> **WHAT IS BEING ASKED**: Copy, in full, each line of the material that holds the word "Hydra".

(Data items)
________________

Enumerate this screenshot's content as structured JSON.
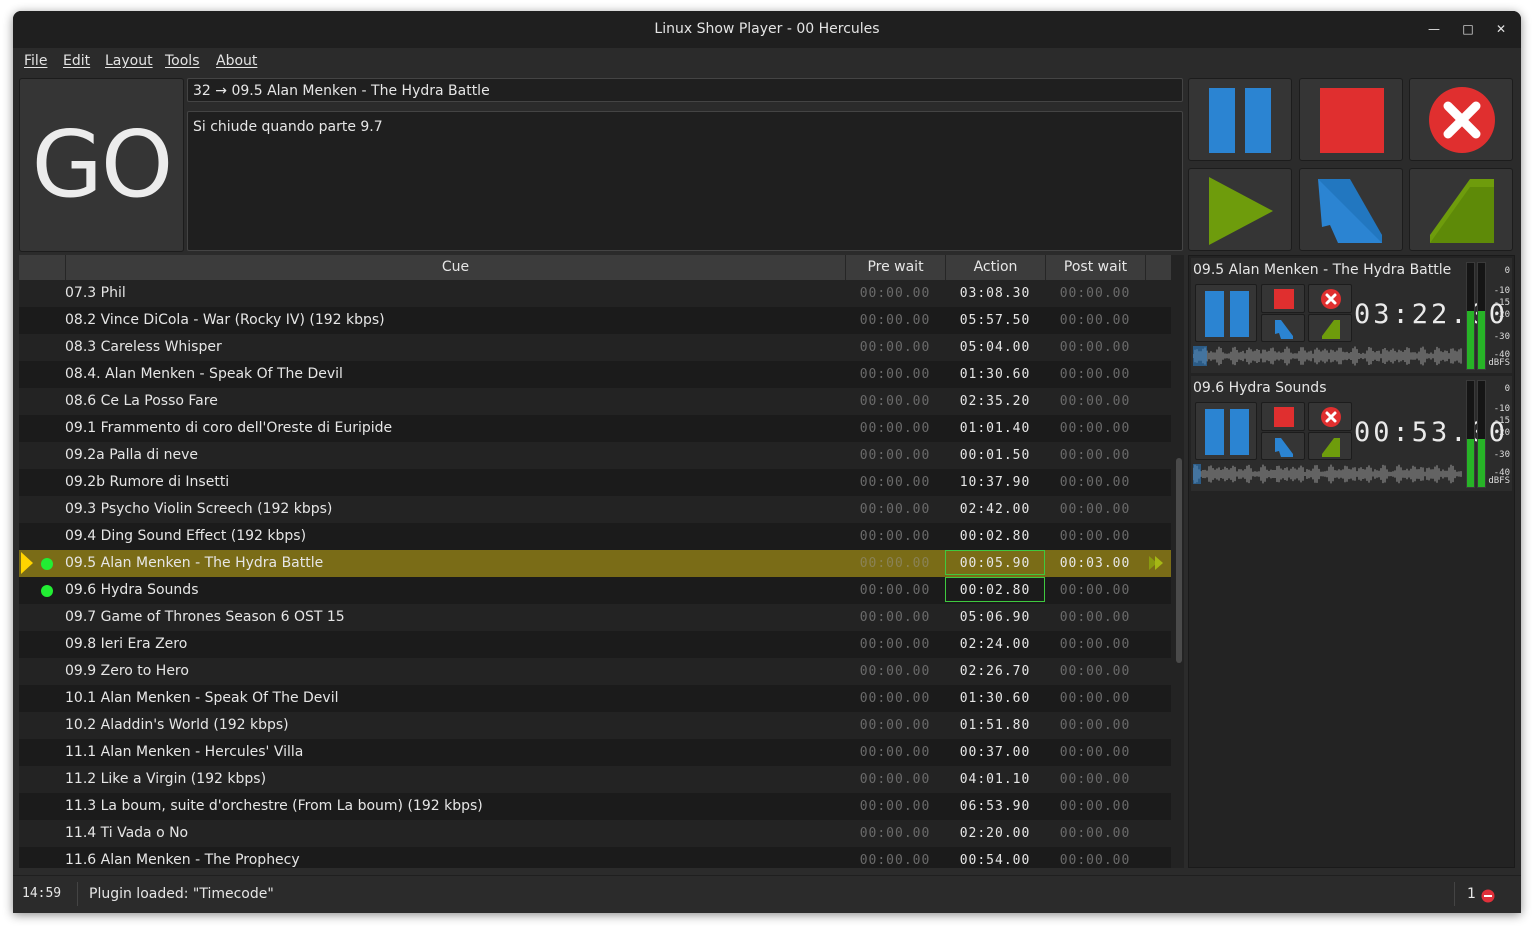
{
  "window": {
    "title": "Linux Show Player - 00 Hercules"
  },
  "menu": [
    "File",
    "Edit",
    "Layout",
    "Tools",
    "About"
  ],
  "go_label": "GO",
  "current_cue": {
    "name": "32 → 09.5 Alan Menken - The Hydra Battle",
    "description": "Si chiude quando parte 9.7"
  },
  "controls": [
    "pause-all",
    "stop-all",
    "interrupt-all",
    "resume-all",
    "fade-out-all",
    "fade-in-all"
  ],
  "colors": {
    "blue": "#2b84d2",
    "red": "#e02f2f",
    "green": "#6e9c0c",
    "selected_row": "#7a6c17",
    "active_green": "#22ee33"
  },
  "list": {
    "columns": {
      "cue": "Cue",
      "pre_wait": "Pre wait",
      "action": "Action",
      "post_wait": "Post wait"
    },
    "rows": [
      {
        "name": "07.3 Phil",
        "pre": "00:00.00",
        "action": "03:08.30",
        "post": "00:00.00"
      },
      {
        "name": "08.2 Vince DiCola - War (Rocky IV) (192  kbps)",
        "pre": "00:00.00",
        "action": "05:57.50",
        "post": "00:00.00"
      },
      {
        "name": "08.3 Careless Whisper",
        "pre": "00:00.00",
        "action": "05:04.00",
        "post": "00:00.00"
      },
      {
        "name": "08.4. Alan Menken - Speak Of The Devil",
        "pre": "00:00.00",
        "action": "01:30.60",
        "post": "00:00.00"
      },
      {
        "name": "08.6 Ce La Posso Fare",
        "pre": "00:00.00",
        "action": "02:35.20",
        "post": "00:00.00"
      },
      {
        "name": "09.1 Frammento di coro dell'Oreste di Euripide",
        "pre": "00:00.00",
        "action": "01:01.40",
        "post": "00:00.00"
      },
      {
        "name": "09.2a Palla di neve",
        "pre": "00:00.00",
        "action": "00:01.50",
        "post": "00:00.00"
      },
      {
        "name": "09.2b Rumore di Insetti",
        "pre": "00:00.00",
        "action": "10:37.90",
        "post": "00:00.00"
      },
      {
        "name": "09.3 Psycho Violin Screech (192  kbps)",
        "pre": "00:00.00",
        "action": "02:42.00",
        "post": "00:00.00"
      },
      {
        "name": "09.4 Ding Sound Effect (192  kbps)",
        "pre": "00:00.00",
        "action": "00:02.80",
        "post": "00:00.00"
      },
      {
        "name": "09.5 Alan Menken - The Hydra Battle",
        "pre": "00:00.00",
        "action": "00:05.90",
        "post": "00:03.00",
        "selected": true,
        "running": true
      },
      {
        "name": "09.6 Hydra Sounds",
        "pre": "00:00.00",
        "action": "00:02.80",
        "post": "00:00.00",
        "running": true
      },
      {
        "name": "09.7 Game of Thrones Season 6 OST 15",
        "pre": "00:00.00",
        "action": "05:06.90",
        "post": "00:00.00"
      },
      {
        "name": "09.8 Ieri Era Zero",
        "pre": "00:00.00",
        "action": "02:24.00",
        "post": "00:00.00"
      },
      {
        "name": "09.9 Zero to Hero",
        "pre": "00:00.00",
        "action": "02:26.70",
        "post": "00:00.00"
      },
      {
        "name": "10.1 Alan Menken - Speak Of The Devil",
        "pre": "00:00.00",
        "action": "01:30.60",
        "post": "00:00.00"
      },
      {
        "name": "10.2 Aladdin's World (192  kbps)",
        "pre": "00:00.00",
        "action": "01:51.80",
        "post": "00:00.00"
      },
      {
        "name": "11.1 Alan Menken - Hercules' Villa",
        "pre": "00:00.00",
        "action": "00:37.00",
        "post": "00:00.00"
      },
      {
        "name": "11.2 Like a Virgin (192  kbps)",
        "pre": "00:00.00",
        "action": "04:01.10",
        "post": "00:00.00"
      },
      {
        "name": "11.3 La boum, suite d'orchestre (From La boum) (192  kbps)",
        "pre": "00:00.00",
        "action": "06:53.90",
        "post": "00:00.00"
      },
      {
        "name": "11.4 Ti Vada o No",
        "pre": "00:00.00",
        "action": "02:20.00",
        "post": "00:00.00"
      },
      {
        "name": "11.6 Alan Menken - The Prophecy",
        "pre": "00:00.00",
        "action": "00:54.00",
        "post": "00:00.00"
      }
    ]
  },
  "running": [
    {
      "title": "09.5 Alan Menken - The Hydra Battle",
      "time": "03:22.00",
      "level": 0.55,
      "progress": 0.05
    },
    {
      "title": "09.6 Hydra Sounds",
      "time": "00:53.00",
      "level": 0.45,
      "progress": 0.03
    }
  ],
  "db_scale": [
    "0",
    "-10",
    "-15",
    "-20",
    "-30",
    "-40",
    "dBFS"
  ],
  "status": {
    "clock": "14:59",
    "message": "Plugin loaded: \"Timecode\"",
    "error_count": "1"
  }
}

________________

> **COMPLETE RESPONSE**:
    "name": "32 → 09.5 Alan Menken - The Hydra Battle",
        "name": "09.5 Alan Menken - The Hydra Battle",
        "name": "09.6 Hydra Sounds",
      "title": "09.5 Alan Menken - The Hydra Battle",
      "title": "09.6 Hydra Sounds",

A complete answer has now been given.